→ STATED GOAL:
Scan each line of the records for the word "участие" and extract the ones that have it.

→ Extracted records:
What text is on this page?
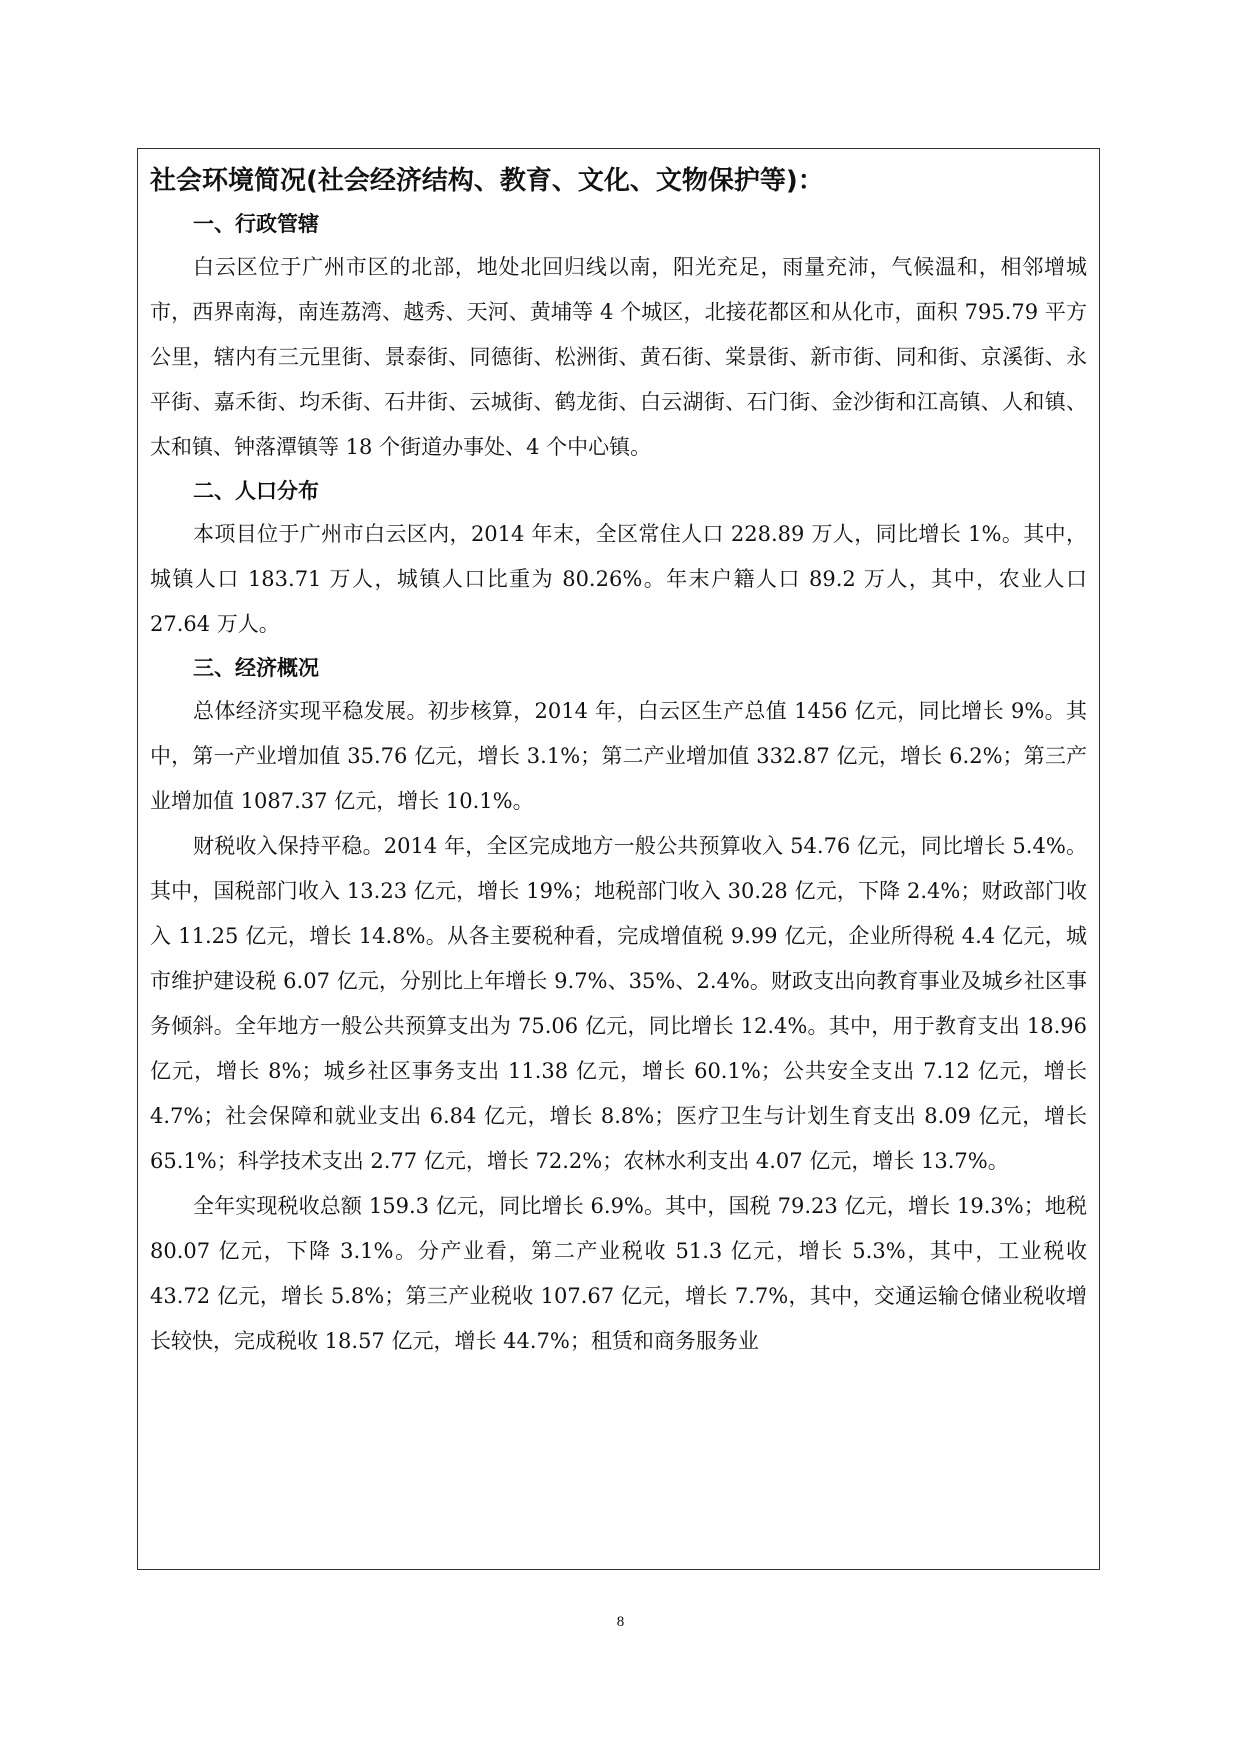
社会环境简况(社会经济结构、教育、文化、文物保护等)：
一、行政管辖

白云区位于广州市区的北部，地处北回归线以南，阳光充足，雨量充沛，气候温和，相邻增城市，西界南海，南连荔湾、越秀、天河、黄埔等 4 个城区，北接花都区和从化市，面积 795.79 平方公里，辖内有三元里街、景泰街、同德街、松洲街、黄石街、棠景街、新市街、同和街、京溪街、永平街、嘉禾街、均禾街、石井街、云城街、鹤龙街、白云湖街、石门街、金沙街和江高镇、人和镇、太和镇、钟落潭镇等 18 个街道办事处、4 个中心镇。

二、人口分布

本项目位于广州市白云区内，2014 年末，全区常住人口 228.89 万人，同比增长 1%。其中，城镇人口 183.71 万人，城镇人口比重为 80.26%。年末户籍人口 89.2 万人，其中，农业人口 27.64 万人。

三、经济概况

总体经济实现平稳发展。初步核算，2014 年，白云区生产总值 1456 亿元，同比增长 9%。其中，第一产业增加值 35.76 亿元，增长 3.1%；第二产业增加值 332.87 亿元，增长 6.2%；第三产业增加值 1087.37 亿元，增长 10.1%。

财税收入保持平稳。2014 年，全区完成地方一般公共预算收入 54.76 亿元，同比增长 5.4%。其中，国税部门收入 13.23 亿元，增长 19%；地税部门收入 30.28 亿元，下降 2.4%；财政部门收入 11.25 亿元，增长 14.8%。从各主要税种看，完成增值税 9.99 亿元，企业所得税 4.4 亿元，城市维护建设税 6.07 亿元，分别比上年增长 9.7%、35%、2.4%。财政支出向教育事业及城乡社区事务倾斜。全年地方一般公共预算支出为 75.06 亿元，同比增长 12.4%。其中，用于教育支出 18.96 亿元，增长 8%；城乡社区事务支出 11.38 亿元，增长 60.1%；公共安全支出 7.12 亿元，增长 4.7%；社会保障和就业支出 6.84 亿元，增长 8.8%；医疗卫生与计划生育支出 8.09 亿元，增长 65.1%；科学技术支出 2.77 亿元，增长 72.2%；农林水利支出 4.07 亿元，增长 13.7%。

全年实现税收总额 159.3 亿元，同比增长 6.9%。其中，国税 79.23 亿元，增长 19.3%；地税 80.07 亿元，下降 3.1%。分产业看，第二产业税收 51.3 亿元，增长 5.3%，其中，工业税收 43.72 亿元，增长 5.8%；第三产业税收 107.67 亿元，增长 7.7%，其中，交通运输仓储业税收增长较快，完成税收 18.57 亿元，增长 44.7%；租赁和商务服务业

8
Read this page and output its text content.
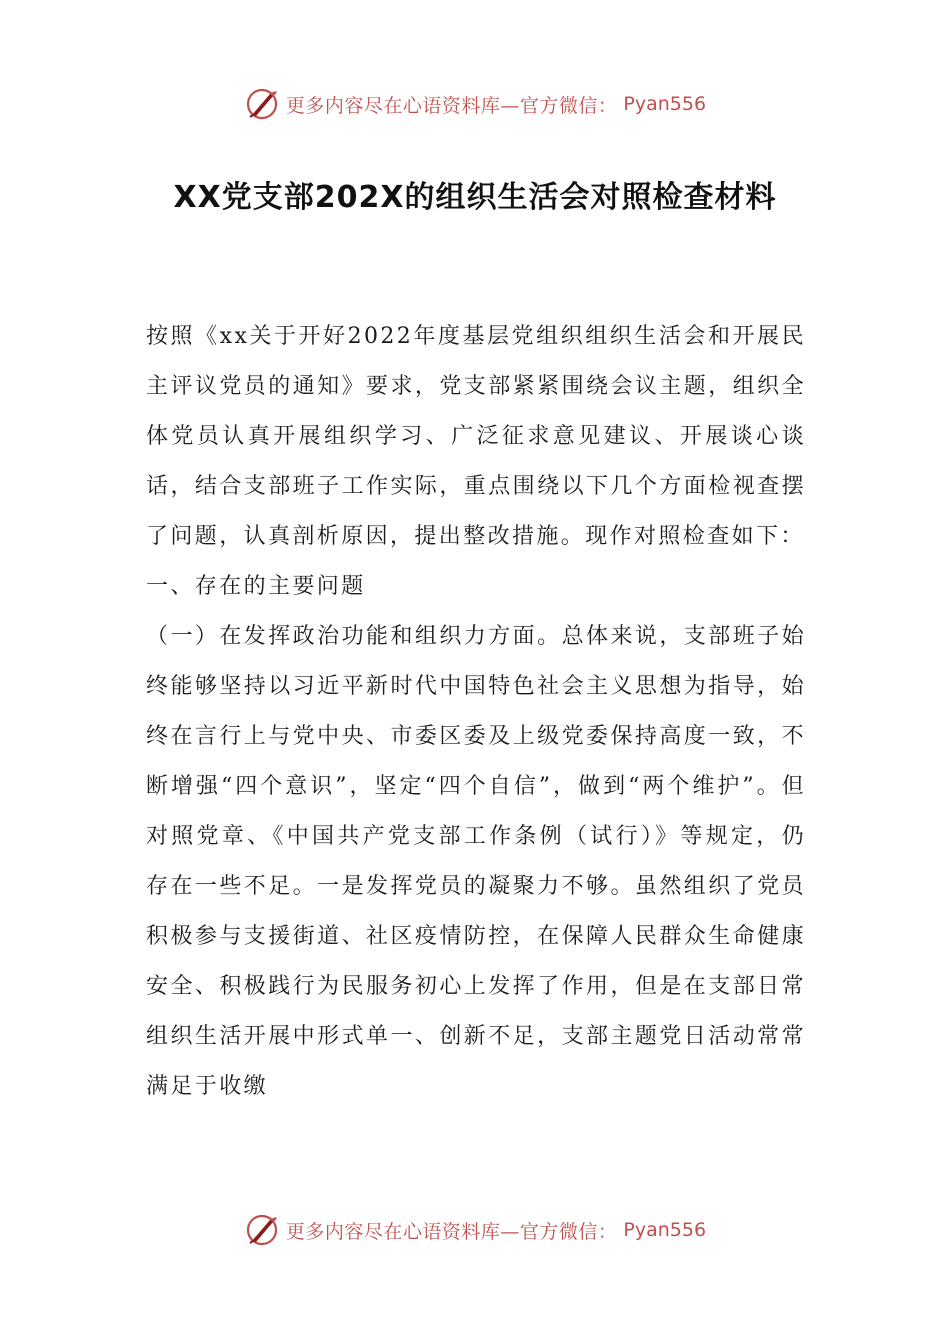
更多内容尽在心语资料库—官方微信： Pyan556
XX党支部202X的组织生活会对照检查材料

按照《xx关于开好2022年度基层党组织组织生活会和开展民主评议党员的通知》要求，党支部紧紧围绕会议主题，组织全体党员认真开展组织学习、广泛征求意见建议、开展谈心谈话，结合支部班子工作实际，重点围绕以下几个方面检视查摆了问题，认真剖析原因，提出整改措施。现作对照检查如下：

一、存在的主要问题

（一）在发挥政治功能和组织力方面。总体来说，支部班子始终能够坚持以习近平新时代中国特色社会主义思想为指导，始终在言行上与党中央、市委区委及上级党委保持高度一致，不断增强“四个意识”，坚定“四个自信”，做到“两个维护”。但对照党章、《中国共产党支部工作条例（试行）》等规定，仍存在一些不足。一是发挥党员的凝聚力不够。虽然组织了党员积极参与支援街道、社区疫情防控，在保障人民群众生命健康安全、积极践行为民服务初心上发挥了作用，但是在支部日常组织生活开展中形式单一、创新不足，支部主题党日活动常常满足于收缴

更多内容尽在心语资料库—官方微信： Pyan556
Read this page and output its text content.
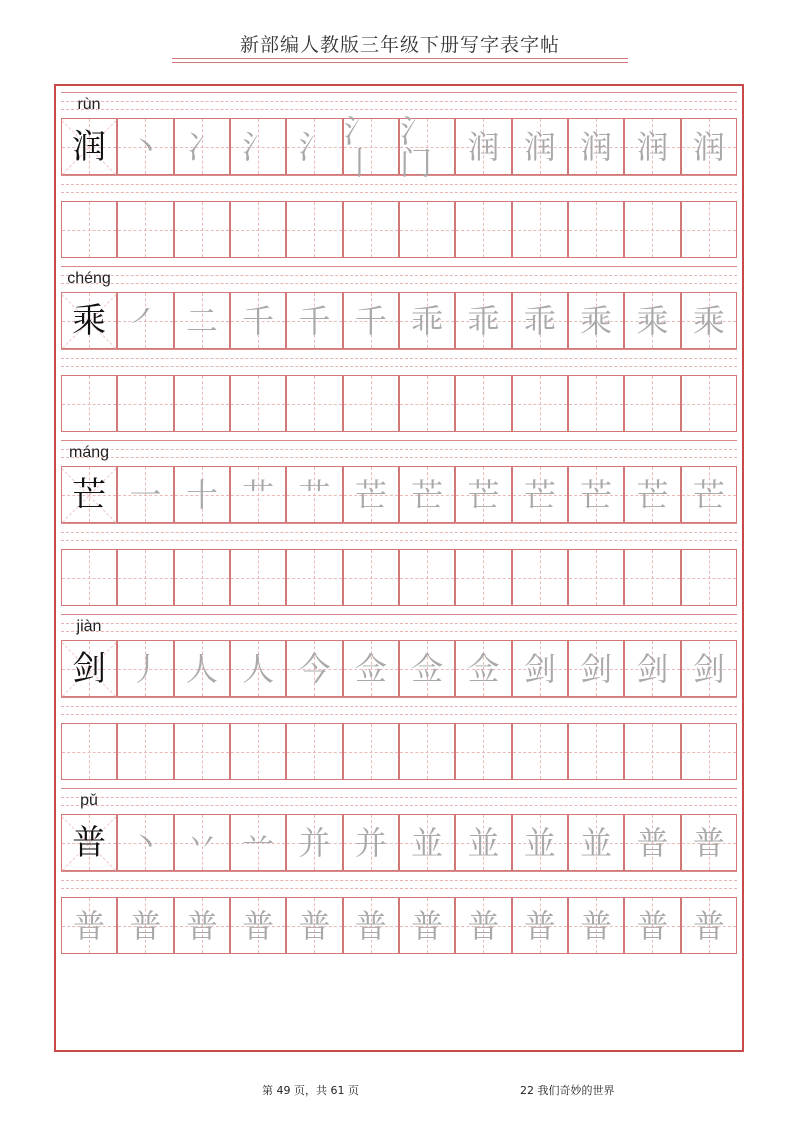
新部编人教版三年级下册写字表字帖
rùn
润 丶 冫 氵 氵 氵丨
氵门	润 润 润 润 润
chéng
乘 ㇒ 二 千 千 千 乖 乖 乖 乘 乘 乘
máng
芒 一 十 艹 艹 芒 芒 芒 芒 芒 芒 芒
jiàn
剑 丿 人 人 今 佥 佥 佥 剑 剑 剑 剑
pǔ
普 丶 丷 䒑 并 并 並 並 並 並 普 普
普 普 普 普 普 普 普 普 普 普 普 普
第 49 页，共 61 页	22 我们奇妙的世界
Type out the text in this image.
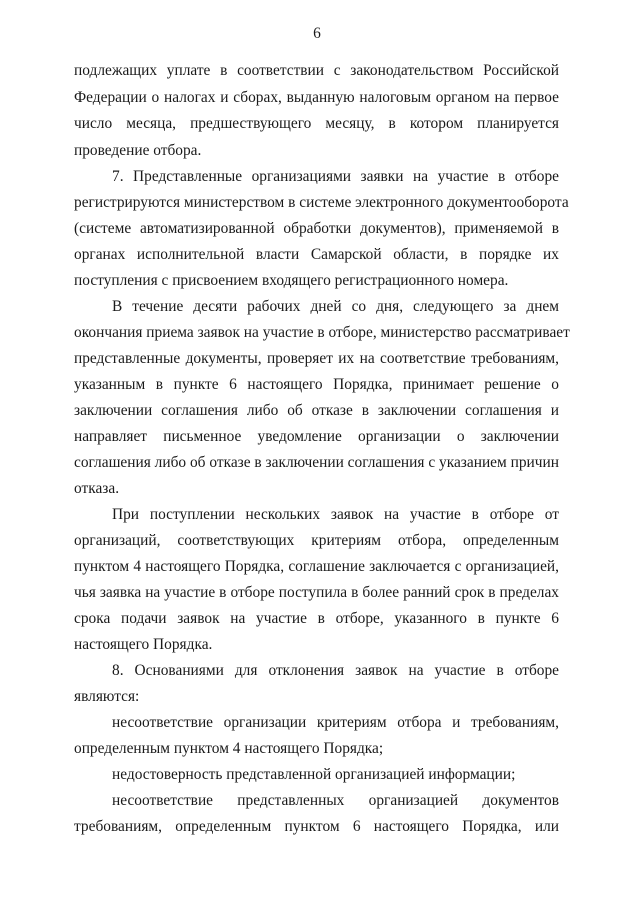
6
подлежащих уплате в соответствии с законодательством Российской
Федерации о налогах и сборах, выданную налоговым органом на первое
число месяца, предшествующего месяцу, в котором планируется
проведение отбора.
7. Представленные организациями заявки на участие в отборе
регистрируются министерством в системе электронного документооборота
(системе автоматизированной обработки документов), применяемой в
органах исполнительной власти Самарской области, в порядке их
поступления с присвоением входящего регистрационного номера.
В течение десяти рабочих дней со дня, следующего за днем
окончания приема заявок на участие в отборе, министерство рассматривает
представленные документы, проверяет их на соответствие требованиям,
указанным в пункте 6 настоящего Порядка, принимает решение о
заключении соглашения либо об отказе в заключении соглашения и
направляет письменное уведомление организации о заключении
соглашения либо об отказе в заключении соглашения с указанием причин
отказа.
При поступлении нескольких заявок на участие в отборе от
организаций, соответствующих критериям отбора, определенным
пунктом 4 настоящего Порядка, соглашение заключается с организацией,
чья заявка на участие в отборе поступила в более ранний срок в пределах
срока подачи заявок на участие в отборе, указанного в пункте 6
настоящего Порядка.
8. Основаниями для отклонения заявок на участие в отборе
являются:
несоответствие организации критериям отбора и требованиям,
определенным пунктом 4 настоящего Порядка;
недостоверность представленной организацией информации;
несоответствие представленных организацией документов
требованиям, определенным пунктом 6 настоящего Порядка, или
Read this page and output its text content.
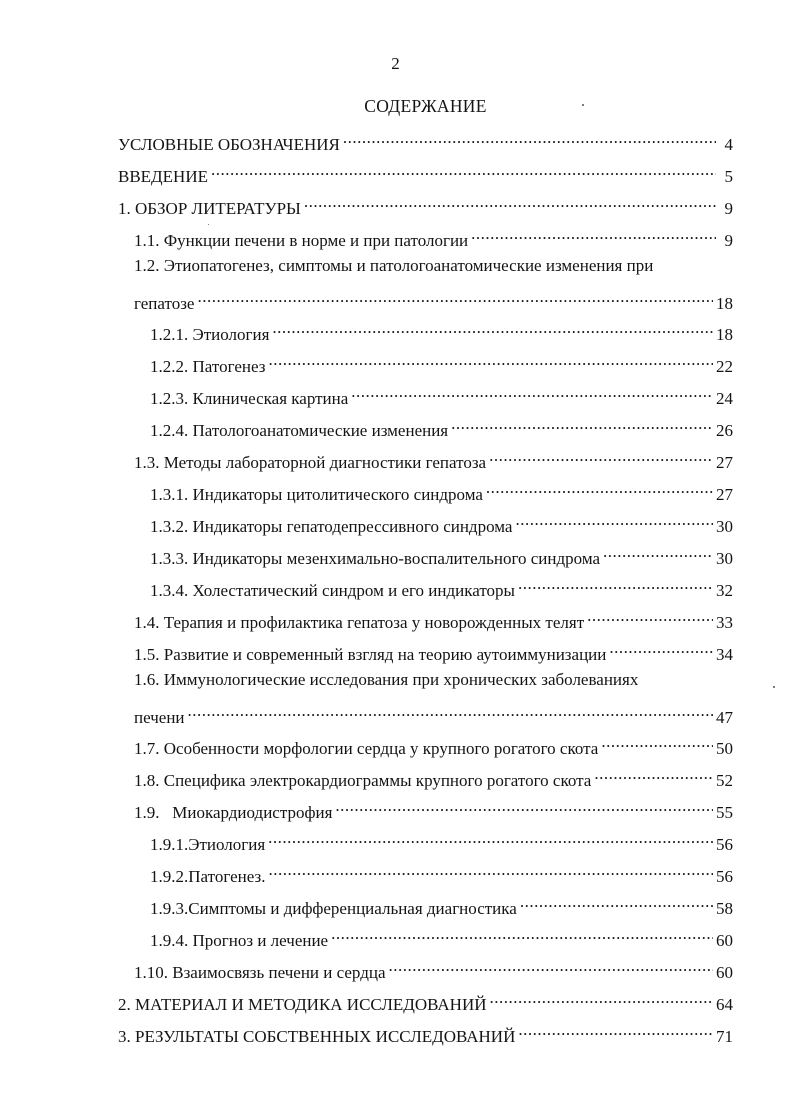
2
СОДЕРЖАНИЕ
УСЛОВНЫЕ ОБОЗНАЧЕНИЯ .....	4
ВВЕДЕНИЕ .....	5
1. ОБЗОР ЛИТЕРАТУРЫ .....	9
1.1. Функции печени в норме и при патологии .....	9
1.2. Этиопатогенез, симптомы и патологоанатомические изменения при
гепатозе .....	18
1.2.1. Этиология .....	18
1.2.2. Патогенез .....	22
1.2.3. Клиническая картина .....	24
1.2.4. Патологоанатомические изменения .....	26
1.3. Методы лабораторной диагностики гепатоза .....	27
1.3.1. Индикаторы цитолитического синдрома .....	27
1.3.2. Индикаторы гепатодепрессивного синдрома .....	30
1.3.3. Индикаторы мезенхимально-воспалительного синдрома .....	30
1.3.4. Холестатический синдром и его индикаторы .....	32
1.4. Терапия и профилактика гепатоза у новорожденных телят .....	33
1.5. Развитие и современный взгляд на теорию аутоиммунизации .....	34
1.6. Иммунологические исследования при хронических заболеваниях
печени .....	47
1.7. Особенности морфологии сердца у крупного рогатого скота .....	50
1.8. Специфика электрокардиограммы крупного рогатого скота .....	52
1.9.   Миокардиодистрофия .....	55
1.9.1.Этиология .....	56
1.9.2.Патогенез. .....	56
1.9.3.Симптомы и дифференциальная диагностика .....	58
1.9.4. Прогноз и лечение .....	60
1.10. Взаимосвязь печени и сердца .....	60
2. МАТЕРИАЛ И МЕТОДИКА ИССЛЕДОВАНИЙ .....	64
3. РЕЗУЛЬТАТЫ СОБСТВЕННЫХ ИССЛЕДОВАНИЙ .....	71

→ OUTPUT FOR THIS EXERCISE:
7. Представленные организациями заявки на участие в отборе
окончания приема заявок на участие в отборе, министерство рассматривает
При поступлении нескольких заявок на участие в отборе от
чья заявка на участие в отборе поступила в более ранний срок в пределах
срока подачи заявок на участие в отборе, указанного в пункте 6
8. Основаниями для отклонения заявок на участие в отборе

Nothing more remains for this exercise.